(Data items)
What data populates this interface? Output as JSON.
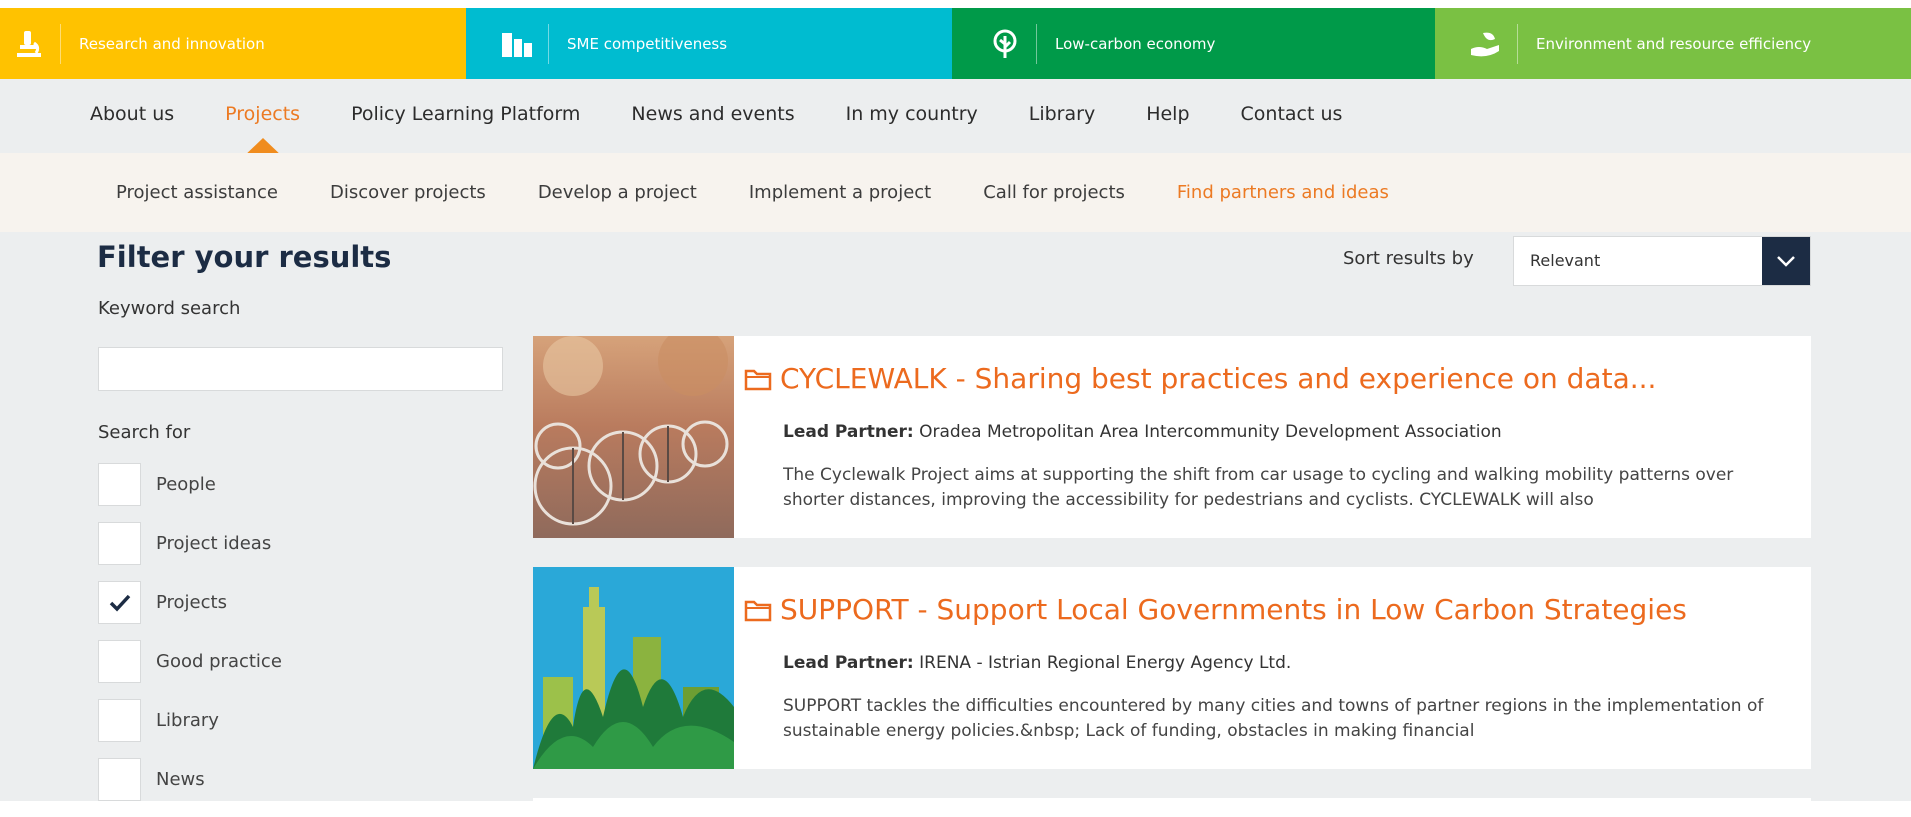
{
  "themes": [
    {
      "label": "Research and innovation",
      "color": "#ffc200",
      "icon": "microscope-icon"
    },
    {
      "label": "SME competitiveness",
      "color": "#00bcd0",
      "icon": "buildings-icon"
    },
    {
      "label": "Low-carbon economy",
      "color": "#009a49",
      "icon": "tree-icon"
    },
    {
      "label": "Environment and resource efficiency",
      "color": "#7ac143",
      "icon": "hand-leaf-icon"
    }
  ],
  "main_nav": {
    "items": [
      "About us",
      "Projects",
      "Policy Learning Platform",
      "News and events",
      "In my country",
      "Library",
      "Help",
      "Contact us"
    ],
    "active": "Projects"
  },
  "sub_nav": {
    "items": [
      "Project assistance",
      "Discover projects",
      "Develop a project",
      "Implement a project",
      "Call for projects",
      "Find partners and ideas"
    ],
    "active": "Find partners and ideas"
  },
  "filters": {
    "title": "Filter your results",
    "keyword_label": "Keyword search",
    "keyword_value": "",
    "search_for_label": "Search for",
    "options": [
      {
        "label": "People",
        "checked": false
      },
      {
        "label": "Project ideas",
        "checked": false
      },
      {
        "label": "Projects",
        "checked": true
      },
      {
        "label": "Good practice",
        "checked": false
      },
      {
        "label": "Library",
        "checked": false
      },
      {
        "label": "News",
        "checked": false
      }
    ]
  },
  "sort": {
    "label": "Sort results by",
    "value": "Relevant"
  },
  "results": [
    {
      "title": "CYCLEWALK - Sharing best practices and experience on data...",
      "lead_partner_label": "Lead Partner:",
      "lead_partner": " Oradea Metropolitan Area Intercommunity Development Association",
      "description": "The Cyclewalk Project aims at supporting the shift from car usage to cycling and walking mobility patterns over shorter distances, improving the accessibility for pedestrians and cyclists. CYCLEWALK will also",
      "image": "bicycles-photo"
    },
    {
      "title": "SUPPORT - Support Local Governments in Low Carbon Strategies",
      "lead_partner_label": "Lead Partner:",
      "lead_partner": " IRENA - Istrian Regional Energy Agency Ltd.",
      "description": "SUPPORT tackles the difficulties encountered by many cities and towns of partner regions in the implementation of sustainable energy policies.&nbsp; Lack of funding, obstacles in making financial",
      "image": "green-city-illustration"
    }
  ]
}
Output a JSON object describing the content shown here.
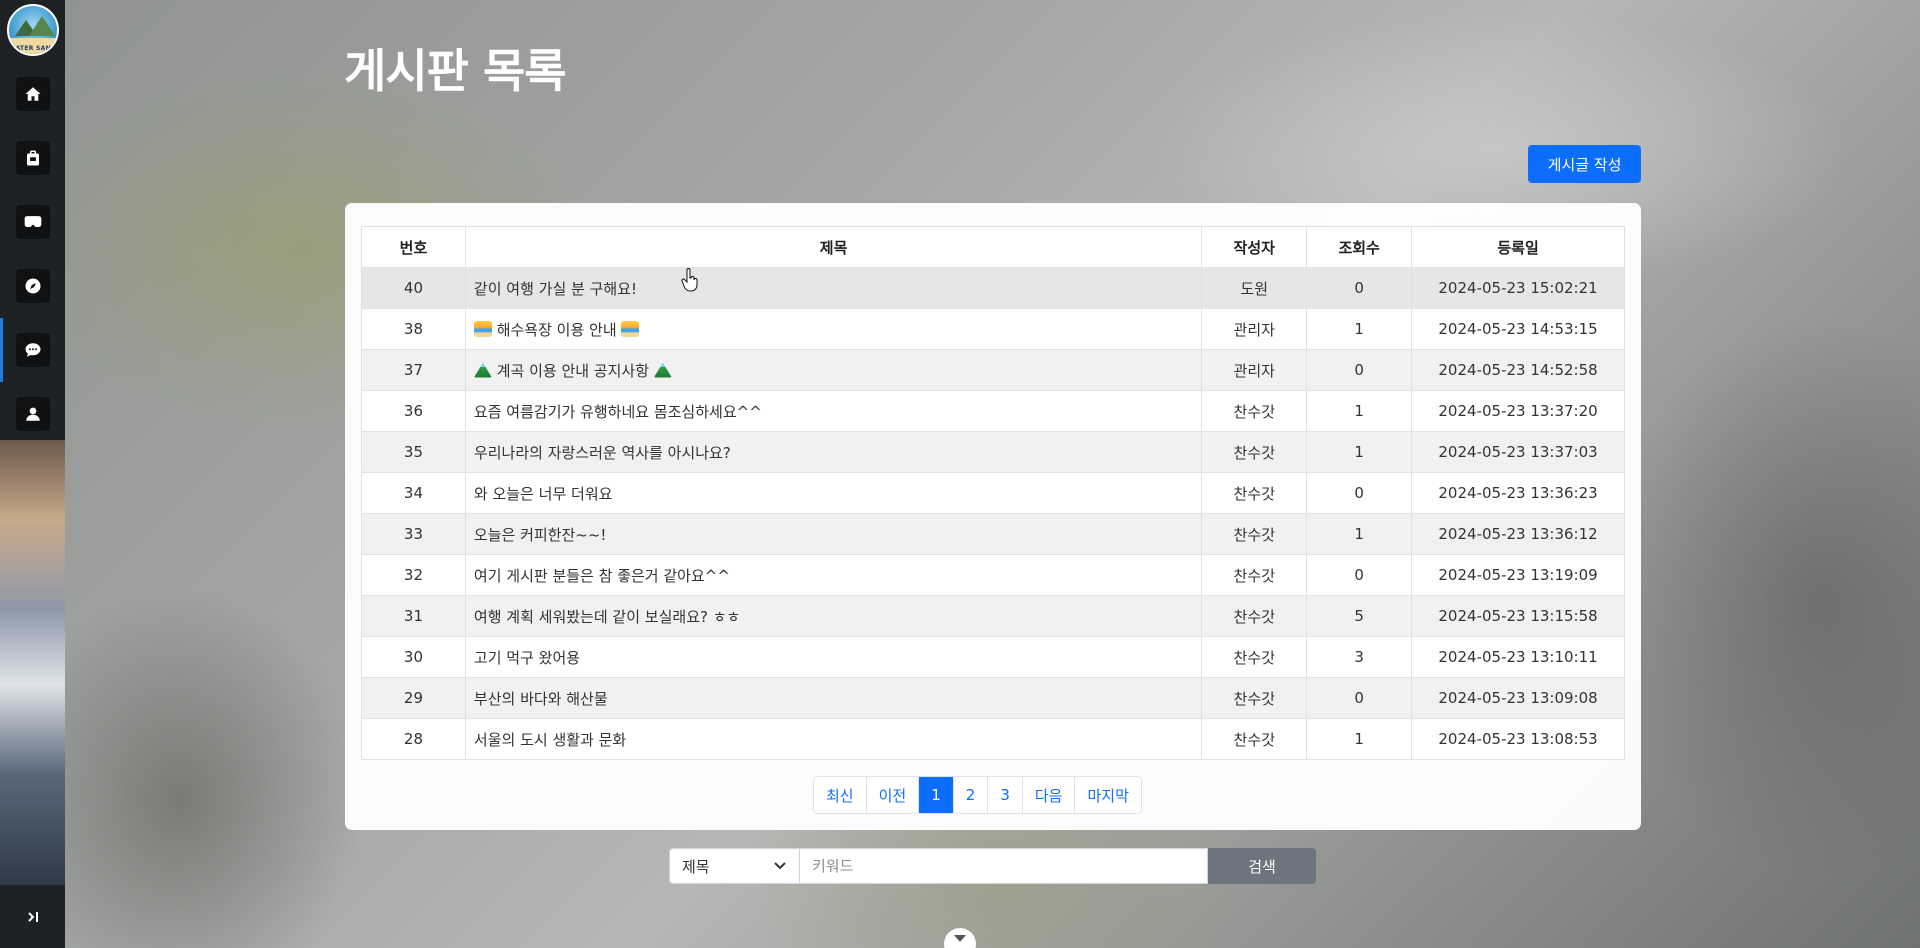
{
  "logo": {
    "text": "WATER SAND"
  },
  "sidebar": {
    "items": [
      {
        "name": "home",
        "icon": "home-icon"
      },
      {
        "name": "accommodation",
        "icon": "bag-icon"
      },
      {
        "name": "vr",
        "icon": "goggles-icon"
      },
      {
        "name": "explore",
        "icon": "compass-icon"
      },
      {
        "name": "board",
        "icon": "chat-icon",
        "active": true
      },
      {
        "name": "profile",
        "icon": "user-icon"
      }
    ],
    "toggle_icon": "sidebar-expand-icon"
  },
  "page": {
    "title": "게시판 목록",
    "write_button_label": "게시글 작성"
  },
  "table": {
    "headers": [
      "번호",
      "제목",
      "작성자",
      "조회수",
      "등록일"
    ],
    "rows": [
      {
        "no": "40",
        "title": "같이 여행 가실 분 구해요!",
        "author": "도원",
        "views": "0",
        "date": "2024-05-23 15:02:21"
      },
      {
        "no": "38",
        "title": "해수욕장 이용 안내",
        "author": "관리자",
        "views": "1",
        "date": "2024-05-23 14:53:15",
        "emoji": "beach"
      },
      {
        "no": "37",
        "title": "계곡 이용 안내 공지사항",
        "author": "관리자",
        "views": "0",
        "date": "2024-05-23 14:52:58",
        "emoji": "mount"
      },
      {
        "no": "36",
        "title": "요즘 여름감기가 유행하네요 몸조심하세요^^",
        "author": "찬수갓",
        "views": "1",
        "date": "2024-05-23 13:37:20"
      },
      {
        "no": "35",
        "title": "우리나라의 자랑스러운 역사를 아시나요?",
        "author": "찬수갓",
        "views": "1",
        "date": "2024-05-23 13:37:03"
      },
      {
        "no": "34",
        "title": "와 오늘은 너무 더워요",
        "author": "찬수갓",
        "views": "0",
        "date": "2024-05-23 13:36:23"
      },
      {
        "no": "33",
        "title": "오늘은 커피한잔~~!",
        "author": "찬수갓",
        "views": "1",
        "date": "2024-05-23 13:36:12"
      },
      {
        "no": "32",
        "title": "여기 게시판 분들은 참 좋은거 같아요^^",
        "author": "찬수갓",
        "views": "0",
        "date": "2024-05-23 13:19:09"
      },
      {
        "no": "31",
        "title": "여행 계획 세워봤는데 같이 보실래요? ㅎㅎ",
        "author": "찬수갓",
        "views": "5",
        "date": "2024-05-23 13:15:58"
      },
      {
        "no": "30",
        "title": "고기 먹구 왔어용",
        "author": "찬수갓",
        "views": "3",
        "date": "2024-05-23 13:10:11"
      },
      {
        "no": "29",
        "title": "부산의 바다와 해산물",
        "author": "찬수갓",
        "views": "0",
        "date": "2024-05-23 13:09:08"
      },
      {
        "no": "28",
        "title": "서울의 도시 생활과 문화",
        "author": "찬수갓",
        "views": "1",
        "date": "2024-05-23 13:08:53"
      }
    ]
  },
  "pagination": {
    "first": "최신",
    "prev": "이전",
    "pages": [
      "1",
      "2",
      "3"
    ],
    "current": "1",
    "next": "다음",
    "last": "마지막"
  },
  "search": {
    "field_selected": "제목",
    "placeholder": "키워드",
    "button_label": "검색"
  },
  "colors": {
    "primary": "#0d6efd",
    "sidebar": "#1f2224",
    "search_button": "#6c757d"
  }
}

INSTRUCTIONS TO FOLLOW
Only the number is wanted: count the lines of the records that hold the word "Find".

FINISHED EXERCISE
2